*TASK INSTRUCTIONS*.
Wherever the word "marker" shows up in a line, please copy that line.

*RECORDS FOR THE TASK*.

>> Begin

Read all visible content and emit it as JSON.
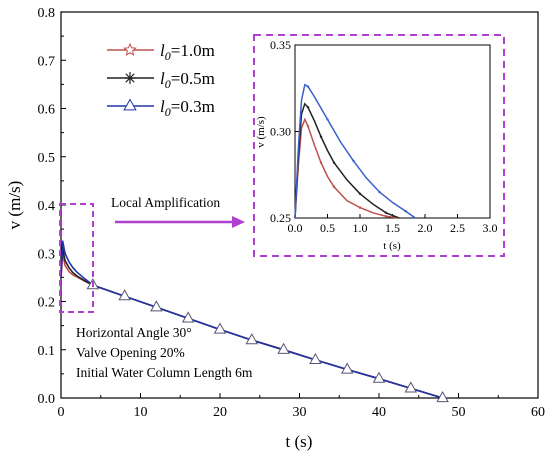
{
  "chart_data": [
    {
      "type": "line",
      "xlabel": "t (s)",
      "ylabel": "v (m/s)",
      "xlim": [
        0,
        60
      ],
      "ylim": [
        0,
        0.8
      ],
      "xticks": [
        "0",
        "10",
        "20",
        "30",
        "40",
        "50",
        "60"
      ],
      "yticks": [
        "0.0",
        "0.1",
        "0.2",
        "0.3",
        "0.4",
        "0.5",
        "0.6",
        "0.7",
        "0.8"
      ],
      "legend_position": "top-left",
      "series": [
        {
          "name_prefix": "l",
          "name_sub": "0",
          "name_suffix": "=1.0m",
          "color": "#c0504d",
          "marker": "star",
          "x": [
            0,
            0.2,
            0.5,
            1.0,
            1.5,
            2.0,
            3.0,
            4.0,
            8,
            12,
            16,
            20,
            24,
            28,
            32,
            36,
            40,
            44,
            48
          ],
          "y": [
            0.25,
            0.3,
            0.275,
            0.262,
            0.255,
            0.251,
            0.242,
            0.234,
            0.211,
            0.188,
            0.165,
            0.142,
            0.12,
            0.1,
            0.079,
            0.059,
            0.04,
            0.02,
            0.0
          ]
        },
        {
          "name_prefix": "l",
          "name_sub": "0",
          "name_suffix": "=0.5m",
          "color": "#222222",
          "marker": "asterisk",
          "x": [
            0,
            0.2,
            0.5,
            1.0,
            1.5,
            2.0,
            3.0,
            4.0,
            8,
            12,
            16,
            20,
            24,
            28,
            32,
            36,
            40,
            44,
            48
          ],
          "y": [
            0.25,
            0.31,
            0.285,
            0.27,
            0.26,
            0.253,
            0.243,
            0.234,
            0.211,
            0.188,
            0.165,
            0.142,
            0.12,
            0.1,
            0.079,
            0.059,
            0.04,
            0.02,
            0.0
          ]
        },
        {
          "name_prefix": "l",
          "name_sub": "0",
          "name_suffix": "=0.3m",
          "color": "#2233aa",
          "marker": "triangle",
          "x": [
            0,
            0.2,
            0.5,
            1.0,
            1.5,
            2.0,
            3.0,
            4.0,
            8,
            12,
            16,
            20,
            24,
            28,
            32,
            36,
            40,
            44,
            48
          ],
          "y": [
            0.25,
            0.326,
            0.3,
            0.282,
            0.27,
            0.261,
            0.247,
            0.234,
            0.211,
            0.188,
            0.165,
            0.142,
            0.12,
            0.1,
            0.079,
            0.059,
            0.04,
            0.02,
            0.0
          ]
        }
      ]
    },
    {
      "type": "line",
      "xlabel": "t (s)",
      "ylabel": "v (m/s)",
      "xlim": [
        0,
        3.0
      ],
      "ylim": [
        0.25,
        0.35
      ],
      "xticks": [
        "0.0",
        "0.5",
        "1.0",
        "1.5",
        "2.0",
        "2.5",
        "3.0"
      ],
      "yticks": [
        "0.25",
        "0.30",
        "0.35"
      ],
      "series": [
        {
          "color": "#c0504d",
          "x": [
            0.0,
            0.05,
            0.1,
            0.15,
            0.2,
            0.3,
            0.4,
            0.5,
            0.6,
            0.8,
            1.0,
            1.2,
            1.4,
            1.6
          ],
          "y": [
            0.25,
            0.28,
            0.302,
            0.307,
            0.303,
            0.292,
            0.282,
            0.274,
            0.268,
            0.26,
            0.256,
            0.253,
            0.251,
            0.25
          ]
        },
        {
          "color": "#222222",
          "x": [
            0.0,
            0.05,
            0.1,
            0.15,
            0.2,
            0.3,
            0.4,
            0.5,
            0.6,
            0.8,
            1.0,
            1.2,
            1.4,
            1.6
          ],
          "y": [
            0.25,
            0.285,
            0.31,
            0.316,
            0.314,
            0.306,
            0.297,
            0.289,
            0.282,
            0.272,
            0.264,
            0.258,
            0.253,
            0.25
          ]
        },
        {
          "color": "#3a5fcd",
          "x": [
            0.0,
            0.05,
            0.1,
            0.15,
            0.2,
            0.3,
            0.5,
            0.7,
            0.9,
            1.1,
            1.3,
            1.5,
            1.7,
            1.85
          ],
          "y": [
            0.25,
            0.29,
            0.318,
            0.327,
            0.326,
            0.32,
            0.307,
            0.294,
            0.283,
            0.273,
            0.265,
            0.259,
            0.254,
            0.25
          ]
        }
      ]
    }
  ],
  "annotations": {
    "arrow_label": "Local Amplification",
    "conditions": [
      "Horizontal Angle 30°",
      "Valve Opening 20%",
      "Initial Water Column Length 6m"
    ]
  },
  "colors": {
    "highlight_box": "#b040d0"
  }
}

>> End

*TASK RESULT*.
          "marker": "star",
          "marker": "asterisk",
          "marker": "triangle",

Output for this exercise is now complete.